● WHAT YOU WILL DO
Check every line of the entries for "this", and copy the lines that hold it.

● RECORDS SUPPLIED

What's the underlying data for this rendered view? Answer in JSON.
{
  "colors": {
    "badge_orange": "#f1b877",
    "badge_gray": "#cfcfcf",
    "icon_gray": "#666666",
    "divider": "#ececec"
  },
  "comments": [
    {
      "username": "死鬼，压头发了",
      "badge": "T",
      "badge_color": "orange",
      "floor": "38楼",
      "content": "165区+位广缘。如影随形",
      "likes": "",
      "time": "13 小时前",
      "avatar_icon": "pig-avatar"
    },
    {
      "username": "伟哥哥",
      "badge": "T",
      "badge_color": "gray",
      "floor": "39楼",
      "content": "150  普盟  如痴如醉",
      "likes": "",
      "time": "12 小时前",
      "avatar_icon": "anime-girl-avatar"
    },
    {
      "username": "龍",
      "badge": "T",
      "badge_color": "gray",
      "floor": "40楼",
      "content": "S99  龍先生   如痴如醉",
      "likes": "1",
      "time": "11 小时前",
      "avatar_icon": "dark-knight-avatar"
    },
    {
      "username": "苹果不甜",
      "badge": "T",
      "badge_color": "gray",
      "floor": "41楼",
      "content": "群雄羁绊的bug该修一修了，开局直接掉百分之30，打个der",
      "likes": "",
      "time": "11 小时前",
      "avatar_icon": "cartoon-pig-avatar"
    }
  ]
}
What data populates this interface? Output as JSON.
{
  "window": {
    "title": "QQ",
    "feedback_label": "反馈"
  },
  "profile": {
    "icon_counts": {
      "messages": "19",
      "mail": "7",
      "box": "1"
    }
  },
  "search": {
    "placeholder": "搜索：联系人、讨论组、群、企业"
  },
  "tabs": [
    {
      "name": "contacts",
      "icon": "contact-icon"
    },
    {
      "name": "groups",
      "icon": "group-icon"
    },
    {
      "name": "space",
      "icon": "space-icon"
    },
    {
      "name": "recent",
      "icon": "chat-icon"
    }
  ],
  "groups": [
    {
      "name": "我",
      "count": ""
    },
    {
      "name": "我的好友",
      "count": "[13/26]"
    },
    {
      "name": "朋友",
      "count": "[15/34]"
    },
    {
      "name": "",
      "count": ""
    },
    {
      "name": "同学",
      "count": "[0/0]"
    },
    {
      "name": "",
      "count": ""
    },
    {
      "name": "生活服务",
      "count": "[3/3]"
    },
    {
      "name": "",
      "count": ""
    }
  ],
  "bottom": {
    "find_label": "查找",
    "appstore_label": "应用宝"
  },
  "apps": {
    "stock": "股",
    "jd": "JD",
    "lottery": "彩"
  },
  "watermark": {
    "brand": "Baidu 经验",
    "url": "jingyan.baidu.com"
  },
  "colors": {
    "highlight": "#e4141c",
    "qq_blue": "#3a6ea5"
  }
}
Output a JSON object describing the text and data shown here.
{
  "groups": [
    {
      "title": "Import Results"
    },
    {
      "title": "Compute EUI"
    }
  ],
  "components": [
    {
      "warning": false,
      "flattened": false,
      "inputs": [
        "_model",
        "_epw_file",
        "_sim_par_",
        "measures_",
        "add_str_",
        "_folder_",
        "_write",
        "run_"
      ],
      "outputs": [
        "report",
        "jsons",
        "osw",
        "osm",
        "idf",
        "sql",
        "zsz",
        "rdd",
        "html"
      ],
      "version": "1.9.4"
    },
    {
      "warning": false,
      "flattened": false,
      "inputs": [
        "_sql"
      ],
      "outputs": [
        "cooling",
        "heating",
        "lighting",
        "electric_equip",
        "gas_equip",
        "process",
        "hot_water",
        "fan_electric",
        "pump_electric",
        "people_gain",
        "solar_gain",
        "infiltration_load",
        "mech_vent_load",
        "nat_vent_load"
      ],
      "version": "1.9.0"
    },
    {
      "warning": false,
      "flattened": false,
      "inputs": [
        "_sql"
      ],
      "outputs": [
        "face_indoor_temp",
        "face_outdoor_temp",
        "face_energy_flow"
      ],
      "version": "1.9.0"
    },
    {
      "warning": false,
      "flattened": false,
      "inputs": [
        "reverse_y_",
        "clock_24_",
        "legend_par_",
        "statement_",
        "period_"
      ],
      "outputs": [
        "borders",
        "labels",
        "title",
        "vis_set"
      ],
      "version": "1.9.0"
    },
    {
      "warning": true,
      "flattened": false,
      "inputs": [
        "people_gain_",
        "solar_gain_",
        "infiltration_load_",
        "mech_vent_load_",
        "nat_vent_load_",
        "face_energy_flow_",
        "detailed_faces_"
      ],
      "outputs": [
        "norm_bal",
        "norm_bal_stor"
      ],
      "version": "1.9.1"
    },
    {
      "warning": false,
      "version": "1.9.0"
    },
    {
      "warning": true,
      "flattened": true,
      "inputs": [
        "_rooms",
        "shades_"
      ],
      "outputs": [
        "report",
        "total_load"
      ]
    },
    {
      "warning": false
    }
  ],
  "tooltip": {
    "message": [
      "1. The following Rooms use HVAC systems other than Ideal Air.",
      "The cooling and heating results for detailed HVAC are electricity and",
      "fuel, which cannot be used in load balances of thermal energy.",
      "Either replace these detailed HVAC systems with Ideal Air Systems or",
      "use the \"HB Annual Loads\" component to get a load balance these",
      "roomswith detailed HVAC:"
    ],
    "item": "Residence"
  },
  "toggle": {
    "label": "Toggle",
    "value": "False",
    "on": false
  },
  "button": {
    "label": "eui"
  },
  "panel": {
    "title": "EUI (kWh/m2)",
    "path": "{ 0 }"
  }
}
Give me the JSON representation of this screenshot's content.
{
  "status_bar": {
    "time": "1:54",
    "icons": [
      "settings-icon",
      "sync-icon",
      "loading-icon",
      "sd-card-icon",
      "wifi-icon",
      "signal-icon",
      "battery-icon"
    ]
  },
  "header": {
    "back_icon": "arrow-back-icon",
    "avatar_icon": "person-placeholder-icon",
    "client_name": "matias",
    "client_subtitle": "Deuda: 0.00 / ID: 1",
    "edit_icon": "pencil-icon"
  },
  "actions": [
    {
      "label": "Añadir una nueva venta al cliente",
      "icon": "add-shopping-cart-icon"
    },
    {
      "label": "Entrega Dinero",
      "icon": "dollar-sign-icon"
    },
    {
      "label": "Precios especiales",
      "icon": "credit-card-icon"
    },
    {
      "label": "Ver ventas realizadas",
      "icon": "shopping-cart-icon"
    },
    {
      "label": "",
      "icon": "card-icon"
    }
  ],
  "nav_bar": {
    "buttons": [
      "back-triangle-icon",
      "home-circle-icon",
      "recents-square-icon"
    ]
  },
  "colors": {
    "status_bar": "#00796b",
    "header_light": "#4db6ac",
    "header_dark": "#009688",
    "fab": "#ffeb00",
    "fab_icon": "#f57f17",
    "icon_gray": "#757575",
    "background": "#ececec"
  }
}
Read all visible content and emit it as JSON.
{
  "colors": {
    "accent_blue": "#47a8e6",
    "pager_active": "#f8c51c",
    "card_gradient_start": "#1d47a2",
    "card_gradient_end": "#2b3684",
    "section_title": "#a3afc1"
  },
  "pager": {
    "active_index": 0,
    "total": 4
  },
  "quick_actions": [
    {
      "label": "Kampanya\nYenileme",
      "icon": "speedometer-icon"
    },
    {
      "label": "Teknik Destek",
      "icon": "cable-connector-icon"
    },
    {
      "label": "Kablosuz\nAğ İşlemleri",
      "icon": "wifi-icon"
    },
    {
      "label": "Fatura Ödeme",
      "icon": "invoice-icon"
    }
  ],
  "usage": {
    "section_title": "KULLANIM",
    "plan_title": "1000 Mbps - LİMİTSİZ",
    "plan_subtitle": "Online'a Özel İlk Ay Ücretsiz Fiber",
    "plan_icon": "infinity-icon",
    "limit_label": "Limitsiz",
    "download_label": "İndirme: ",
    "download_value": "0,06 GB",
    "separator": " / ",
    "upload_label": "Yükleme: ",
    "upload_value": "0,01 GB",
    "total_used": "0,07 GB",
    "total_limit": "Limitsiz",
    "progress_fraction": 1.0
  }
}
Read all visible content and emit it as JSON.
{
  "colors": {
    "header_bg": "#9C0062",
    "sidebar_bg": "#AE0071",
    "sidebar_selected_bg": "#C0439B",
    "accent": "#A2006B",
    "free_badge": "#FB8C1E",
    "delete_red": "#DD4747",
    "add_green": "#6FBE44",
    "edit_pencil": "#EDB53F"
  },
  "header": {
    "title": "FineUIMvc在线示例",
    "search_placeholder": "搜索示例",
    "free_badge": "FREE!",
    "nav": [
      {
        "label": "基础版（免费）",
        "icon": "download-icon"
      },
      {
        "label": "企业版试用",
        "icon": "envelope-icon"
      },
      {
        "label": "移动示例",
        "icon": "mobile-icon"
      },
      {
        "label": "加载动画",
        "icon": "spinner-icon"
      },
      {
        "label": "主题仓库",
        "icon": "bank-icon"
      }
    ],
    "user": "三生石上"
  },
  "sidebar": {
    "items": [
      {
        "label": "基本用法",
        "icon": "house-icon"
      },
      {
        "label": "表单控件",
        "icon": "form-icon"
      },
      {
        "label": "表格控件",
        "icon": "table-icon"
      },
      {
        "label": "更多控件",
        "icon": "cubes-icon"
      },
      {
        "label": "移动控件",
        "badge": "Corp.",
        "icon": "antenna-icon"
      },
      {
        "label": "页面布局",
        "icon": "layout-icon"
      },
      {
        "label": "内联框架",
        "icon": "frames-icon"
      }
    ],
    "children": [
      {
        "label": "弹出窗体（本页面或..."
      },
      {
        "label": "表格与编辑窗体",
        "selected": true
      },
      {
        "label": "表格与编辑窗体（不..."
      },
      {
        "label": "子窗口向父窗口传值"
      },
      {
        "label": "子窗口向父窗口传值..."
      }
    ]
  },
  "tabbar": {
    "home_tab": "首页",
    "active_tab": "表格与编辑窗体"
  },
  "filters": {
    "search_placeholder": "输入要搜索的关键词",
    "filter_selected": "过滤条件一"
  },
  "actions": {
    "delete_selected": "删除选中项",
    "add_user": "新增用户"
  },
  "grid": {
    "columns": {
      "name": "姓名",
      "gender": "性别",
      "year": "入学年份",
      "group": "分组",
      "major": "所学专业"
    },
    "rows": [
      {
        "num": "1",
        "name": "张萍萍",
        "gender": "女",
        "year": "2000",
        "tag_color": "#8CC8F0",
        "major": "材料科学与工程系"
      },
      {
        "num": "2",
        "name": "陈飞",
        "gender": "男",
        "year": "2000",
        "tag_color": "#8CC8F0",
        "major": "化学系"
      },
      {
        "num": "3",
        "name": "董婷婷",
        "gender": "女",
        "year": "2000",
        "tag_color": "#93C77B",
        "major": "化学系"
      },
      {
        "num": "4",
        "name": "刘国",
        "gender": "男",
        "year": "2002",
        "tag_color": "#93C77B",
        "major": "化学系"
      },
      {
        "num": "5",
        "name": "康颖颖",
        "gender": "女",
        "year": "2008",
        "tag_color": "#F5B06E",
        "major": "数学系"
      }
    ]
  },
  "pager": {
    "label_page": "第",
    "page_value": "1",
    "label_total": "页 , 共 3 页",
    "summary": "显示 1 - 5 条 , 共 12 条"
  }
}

● SOLUTION TO THE EXERCISE
What's the underlying data for this rendered view? Answer in JSON.
What data populates this interface? Output as JSON.
Give me the JSON representation of this screenshot's content.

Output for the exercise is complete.